What this task involves >> Reproduce every line in the listing that contains the word "Vypnutie".

Entries supplied >>
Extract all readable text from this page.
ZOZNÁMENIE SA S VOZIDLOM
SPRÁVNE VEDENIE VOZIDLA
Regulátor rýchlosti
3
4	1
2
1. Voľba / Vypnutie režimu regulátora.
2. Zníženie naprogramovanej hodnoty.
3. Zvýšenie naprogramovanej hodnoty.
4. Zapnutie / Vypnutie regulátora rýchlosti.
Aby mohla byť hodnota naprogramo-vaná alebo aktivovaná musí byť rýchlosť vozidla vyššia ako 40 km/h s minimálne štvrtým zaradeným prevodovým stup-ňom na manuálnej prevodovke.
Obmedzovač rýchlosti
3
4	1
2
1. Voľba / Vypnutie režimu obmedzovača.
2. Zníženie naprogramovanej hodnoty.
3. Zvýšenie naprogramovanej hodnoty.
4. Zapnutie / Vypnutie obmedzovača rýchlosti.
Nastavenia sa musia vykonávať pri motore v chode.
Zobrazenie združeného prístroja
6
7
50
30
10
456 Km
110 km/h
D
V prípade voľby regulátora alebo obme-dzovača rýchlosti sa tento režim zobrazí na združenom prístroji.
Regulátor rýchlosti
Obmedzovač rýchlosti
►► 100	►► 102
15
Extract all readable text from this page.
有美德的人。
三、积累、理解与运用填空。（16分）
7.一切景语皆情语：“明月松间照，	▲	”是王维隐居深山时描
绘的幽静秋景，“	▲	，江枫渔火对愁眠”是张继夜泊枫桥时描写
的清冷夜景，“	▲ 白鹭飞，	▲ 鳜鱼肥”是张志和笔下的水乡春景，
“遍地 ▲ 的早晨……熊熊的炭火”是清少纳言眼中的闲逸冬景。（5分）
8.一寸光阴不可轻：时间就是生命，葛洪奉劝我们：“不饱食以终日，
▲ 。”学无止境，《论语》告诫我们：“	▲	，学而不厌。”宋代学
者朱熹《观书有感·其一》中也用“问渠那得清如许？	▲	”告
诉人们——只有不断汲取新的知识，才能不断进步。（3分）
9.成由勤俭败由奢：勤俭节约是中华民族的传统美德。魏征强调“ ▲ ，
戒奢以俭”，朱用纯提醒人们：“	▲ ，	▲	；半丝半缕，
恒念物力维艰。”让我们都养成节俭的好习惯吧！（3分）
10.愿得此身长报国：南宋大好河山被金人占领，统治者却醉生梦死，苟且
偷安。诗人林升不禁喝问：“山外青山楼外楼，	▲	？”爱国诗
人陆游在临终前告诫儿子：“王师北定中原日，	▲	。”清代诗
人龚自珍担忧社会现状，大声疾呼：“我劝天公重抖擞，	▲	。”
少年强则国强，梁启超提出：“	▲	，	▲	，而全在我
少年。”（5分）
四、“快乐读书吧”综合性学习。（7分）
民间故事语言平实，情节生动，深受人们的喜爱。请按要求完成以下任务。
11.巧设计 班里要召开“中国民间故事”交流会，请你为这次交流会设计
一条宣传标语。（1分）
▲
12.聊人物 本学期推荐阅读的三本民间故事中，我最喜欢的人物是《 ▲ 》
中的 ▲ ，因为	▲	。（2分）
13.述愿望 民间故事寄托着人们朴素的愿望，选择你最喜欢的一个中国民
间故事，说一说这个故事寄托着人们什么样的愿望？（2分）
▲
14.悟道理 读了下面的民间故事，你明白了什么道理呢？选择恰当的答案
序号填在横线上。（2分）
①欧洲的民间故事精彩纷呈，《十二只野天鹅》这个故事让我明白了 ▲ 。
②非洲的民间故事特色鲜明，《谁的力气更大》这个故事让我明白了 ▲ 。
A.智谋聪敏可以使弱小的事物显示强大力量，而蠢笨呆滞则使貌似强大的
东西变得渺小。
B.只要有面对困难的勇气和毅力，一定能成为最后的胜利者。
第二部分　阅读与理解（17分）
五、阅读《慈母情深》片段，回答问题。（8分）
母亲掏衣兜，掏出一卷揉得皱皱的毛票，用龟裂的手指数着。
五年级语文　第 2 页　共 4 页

==

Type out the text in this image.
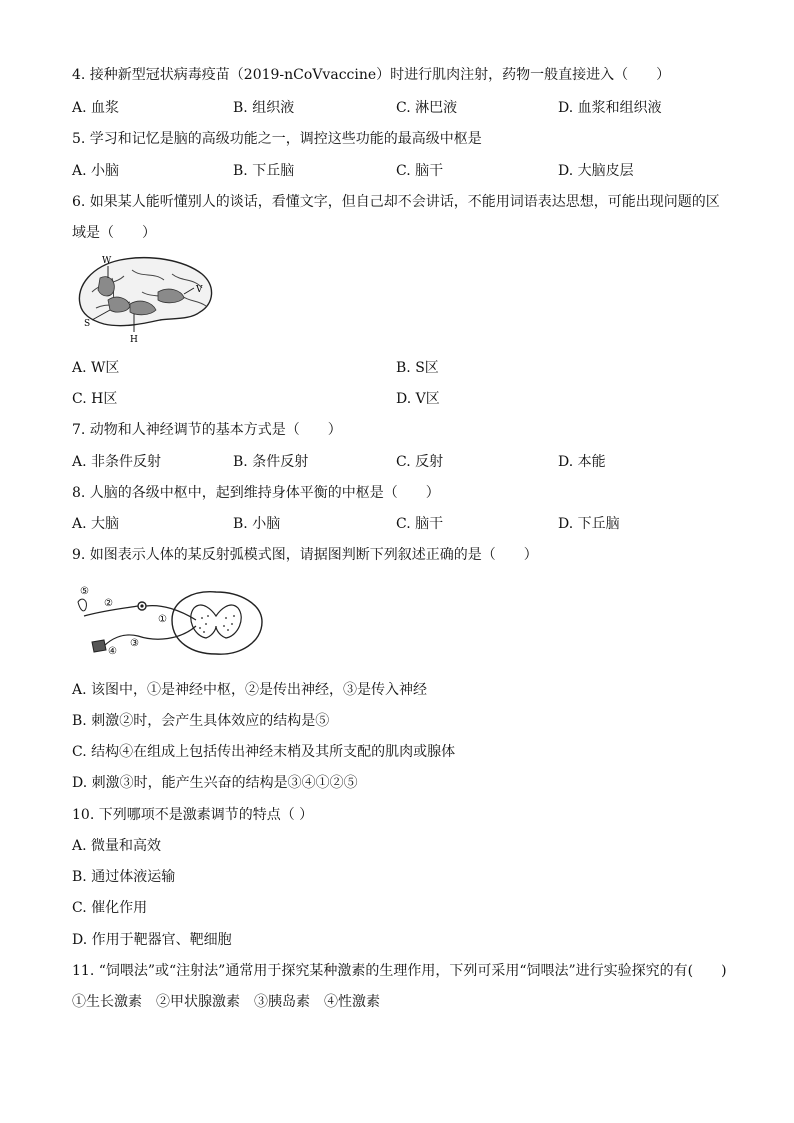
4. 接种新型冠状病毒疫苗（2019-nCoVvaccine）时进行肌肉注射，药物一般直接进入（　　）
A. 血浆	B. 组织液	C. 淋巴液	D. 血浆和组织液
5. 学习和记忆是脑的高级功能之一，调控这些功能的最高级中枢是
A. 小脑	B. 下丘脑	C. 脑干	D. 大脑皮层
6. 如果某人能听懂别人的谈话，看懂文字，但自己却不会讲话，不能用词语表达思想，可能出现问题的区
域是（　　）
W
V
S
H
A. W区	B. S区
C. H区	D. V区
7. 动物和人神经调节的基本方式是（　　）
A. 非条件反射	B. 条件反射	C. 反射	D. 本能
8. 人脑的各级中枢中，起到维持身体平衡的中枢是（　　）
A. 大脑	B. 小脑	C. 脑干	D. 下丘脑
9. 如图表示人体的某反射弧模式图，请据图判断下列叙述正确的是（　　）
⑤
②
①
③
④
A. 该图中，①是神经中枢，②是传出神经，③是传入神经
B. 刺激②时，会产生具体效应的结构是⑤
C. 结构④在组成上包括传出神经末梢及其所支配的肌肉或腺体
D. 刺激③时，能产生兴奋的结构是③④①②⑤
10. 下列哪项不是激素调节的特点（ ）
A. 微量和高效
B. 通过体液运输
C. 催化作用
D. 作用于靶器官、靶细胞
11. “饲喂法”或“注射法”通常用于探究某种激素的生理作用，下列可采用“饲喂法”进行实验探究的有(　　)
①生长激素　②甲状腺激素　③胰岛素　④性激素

...

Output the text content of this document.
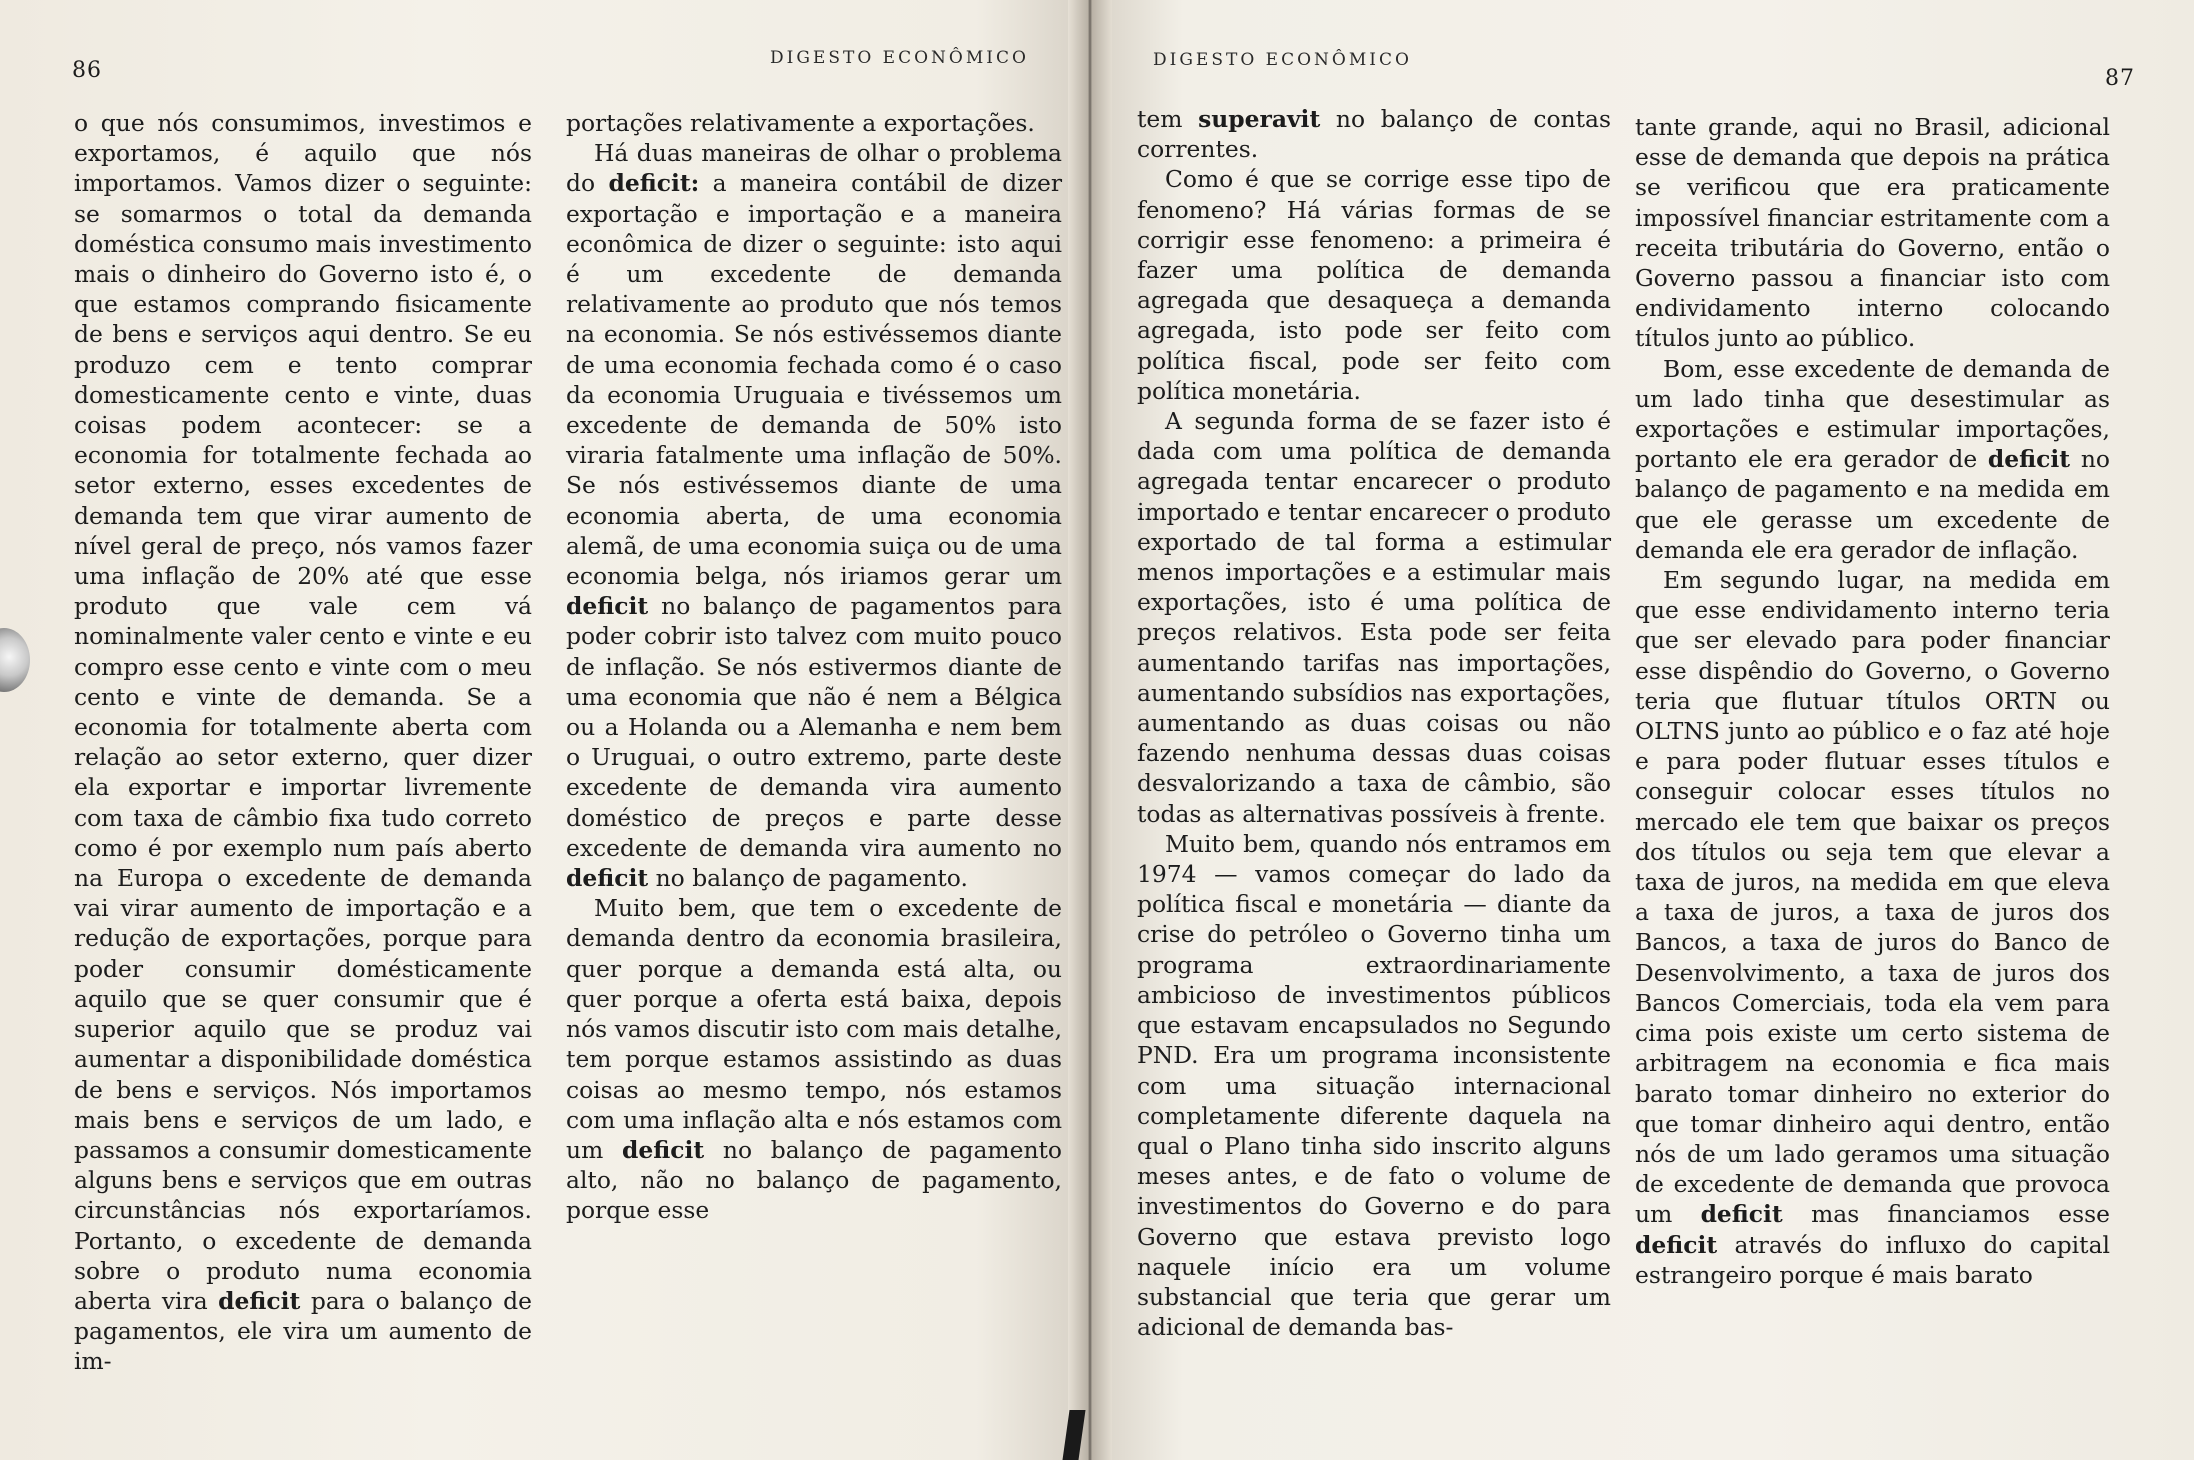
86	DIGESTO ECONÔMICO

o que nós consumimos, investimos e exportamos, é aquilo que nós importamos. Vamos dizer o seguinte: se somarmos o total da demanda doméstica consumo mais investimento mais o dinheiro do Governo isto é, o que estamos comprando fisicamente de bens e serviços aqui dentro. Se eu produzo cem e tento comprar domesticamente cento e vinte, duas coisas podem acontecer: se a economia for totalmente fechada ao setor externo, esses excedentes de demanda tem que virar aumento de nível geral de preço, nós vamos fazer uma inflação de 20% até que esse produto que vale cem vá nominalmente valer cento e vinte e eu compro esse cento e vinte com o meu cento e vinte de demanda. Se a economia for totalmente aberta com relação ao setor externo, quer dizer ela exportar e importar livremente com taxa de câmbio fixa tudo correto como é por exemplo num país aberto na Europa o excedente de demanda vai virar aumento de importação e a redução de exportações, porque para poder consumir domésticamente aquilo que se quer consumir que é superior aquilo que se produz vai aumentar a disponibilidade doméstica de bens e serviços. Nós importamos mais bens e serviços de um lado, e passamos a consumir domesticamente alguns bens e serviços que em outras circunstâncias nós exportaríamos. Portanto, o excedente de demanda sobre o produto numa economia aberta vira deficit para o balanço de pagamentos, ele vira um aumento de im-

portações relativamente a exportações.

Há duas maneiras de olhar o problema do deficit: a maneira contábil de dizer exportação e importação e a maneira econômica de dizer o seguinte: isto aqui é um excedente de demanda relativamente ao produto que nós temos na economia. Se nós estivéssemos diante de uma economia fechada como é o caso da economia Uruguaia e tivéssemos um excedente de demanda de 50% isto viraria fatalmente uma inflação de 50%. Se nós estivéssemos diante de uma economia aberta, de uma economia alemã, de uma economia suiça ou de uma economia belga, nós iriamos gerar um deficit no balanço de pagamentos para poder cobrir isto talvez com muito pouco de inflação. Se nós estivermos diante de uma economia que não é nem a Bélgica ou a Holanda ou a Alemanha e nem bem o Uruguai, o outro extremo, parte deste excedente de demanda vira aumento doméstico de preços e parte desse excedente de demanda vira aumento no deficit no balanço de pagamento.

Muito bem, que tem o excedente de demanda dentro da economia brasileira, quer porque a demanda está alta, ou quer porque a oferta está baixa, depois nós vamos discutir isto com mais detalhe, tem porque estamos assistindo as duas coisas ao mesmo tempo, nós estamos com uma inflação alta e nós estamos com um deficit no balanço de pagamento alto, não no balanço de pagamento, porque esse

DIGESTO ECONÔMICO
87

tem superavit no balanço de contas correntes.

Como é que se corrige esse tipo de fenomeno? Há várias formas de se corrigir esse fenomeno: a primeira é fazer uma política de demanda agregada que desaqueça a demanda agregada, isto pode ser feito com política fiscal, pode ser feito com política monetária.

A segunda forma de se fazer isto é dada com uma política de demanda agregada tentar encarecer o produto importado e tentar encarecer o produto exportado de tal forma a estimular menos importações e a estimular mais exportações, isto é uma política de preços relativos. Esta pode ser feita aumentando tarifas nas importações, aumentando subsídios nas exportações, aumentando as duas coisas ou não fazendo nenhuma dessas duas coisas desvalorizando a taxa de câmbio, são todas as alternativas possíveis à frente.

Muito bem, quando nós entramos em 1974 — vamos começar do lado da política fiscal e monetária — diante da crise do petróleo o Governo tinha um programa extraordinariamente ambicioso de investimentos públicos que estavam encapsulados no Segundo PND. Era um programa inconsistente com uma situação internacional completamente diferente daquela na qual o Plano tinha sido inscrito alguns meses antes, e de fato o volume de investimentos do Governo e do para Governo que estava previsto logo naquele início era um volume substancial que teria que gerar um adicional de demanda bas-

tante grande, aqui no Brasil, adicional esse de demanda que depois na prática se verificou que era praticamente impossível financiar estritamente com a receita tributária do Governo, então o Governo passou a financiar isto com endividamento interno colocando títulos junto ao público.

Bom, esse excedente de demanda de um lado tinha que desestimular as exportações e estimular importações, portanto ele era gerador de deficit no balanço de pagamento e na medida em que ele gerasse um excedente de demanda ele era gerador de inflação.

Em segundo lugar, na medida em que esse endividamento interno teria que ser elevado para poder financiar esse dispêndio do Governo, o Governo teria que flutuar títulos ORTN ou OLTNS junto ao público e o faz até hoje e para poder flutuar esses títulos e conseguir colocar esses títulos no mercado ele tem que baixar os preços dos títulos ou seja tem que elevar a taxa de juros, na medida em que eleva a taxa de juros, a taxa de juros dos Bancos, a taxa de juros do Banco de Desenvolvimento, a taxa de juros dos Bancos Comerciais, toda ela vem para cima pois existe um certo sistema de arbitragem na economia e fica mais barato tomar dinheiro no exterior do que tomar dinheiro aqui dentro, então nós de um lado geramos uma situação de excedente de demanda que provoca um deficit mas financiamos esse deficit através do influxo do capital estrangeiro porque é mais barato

Full output >>
1. Voľba / Vypnutie režimu regulátora.
4. Zapnutie / Vypnutie regulátora rýchlosti.
1. Voľba / Vypnutie režimu obmedzovača.
4. Zapnutie / Vypnutie obmedzovača rýchlosti.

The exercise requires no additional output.